[Task prompt] How many of the lines contain the string "Inner"? Give the number, with no other words.

[Dataset excerpts]

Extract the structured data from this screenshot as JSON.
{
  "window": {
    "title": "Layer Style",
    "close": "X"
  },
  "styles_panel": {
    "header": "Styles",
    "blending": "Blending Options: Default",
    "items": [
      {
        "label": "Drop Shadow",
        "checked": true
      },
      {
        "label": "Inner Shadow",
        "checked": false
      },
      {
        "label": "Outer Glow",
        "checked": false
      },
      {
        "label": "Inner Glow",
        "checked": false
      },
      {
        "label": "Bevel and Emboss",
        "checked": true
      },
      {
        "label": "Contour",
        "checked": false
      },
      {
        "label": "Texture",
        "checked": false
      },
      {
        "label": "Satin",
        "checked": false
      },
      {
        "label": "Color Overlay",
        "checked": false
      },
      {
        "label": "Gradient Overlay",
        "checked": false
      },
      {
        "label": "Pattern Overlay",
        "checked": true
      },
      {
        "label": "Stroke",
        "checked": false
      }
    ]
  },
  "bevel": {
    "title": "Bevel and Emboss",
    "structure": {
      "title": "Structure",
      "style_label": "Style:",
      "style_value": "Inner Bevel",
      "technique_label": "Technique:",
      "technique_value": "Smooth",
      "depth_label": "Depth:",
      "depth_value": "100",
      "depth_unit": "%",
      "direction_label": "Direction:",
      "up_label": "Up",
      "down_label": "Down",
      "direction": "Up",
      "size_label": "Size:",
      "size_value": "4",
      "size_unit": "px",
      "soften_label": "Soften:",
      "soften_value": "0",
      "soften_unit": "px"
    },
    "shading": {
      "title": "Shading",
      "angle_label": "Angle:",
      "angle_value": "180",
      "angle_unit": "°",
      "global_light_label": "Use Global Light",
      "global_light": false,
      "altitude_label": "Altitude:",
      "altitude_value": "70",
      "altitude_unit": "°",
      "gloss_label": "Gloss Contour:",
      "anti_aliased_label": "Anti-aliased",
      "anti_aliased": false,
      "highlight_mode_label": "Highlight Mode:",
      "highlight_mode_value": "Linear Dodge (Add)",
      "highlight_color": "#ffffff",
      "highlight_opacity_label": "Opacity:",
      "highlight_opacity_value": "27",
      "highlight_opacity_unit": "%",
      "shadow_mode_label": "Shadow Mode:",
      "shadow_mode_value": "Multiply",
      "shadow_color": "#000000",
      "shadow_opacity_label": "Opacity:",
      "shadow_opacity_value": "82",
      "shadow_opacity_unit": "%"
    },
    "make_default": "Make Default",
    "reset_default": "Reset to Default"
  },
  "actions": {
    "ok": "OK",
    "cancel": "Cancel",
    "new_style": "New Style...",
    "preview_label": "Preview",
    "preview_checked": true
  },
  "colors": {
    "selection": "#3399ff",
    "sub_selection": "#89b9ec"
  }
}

[Worked answer] 3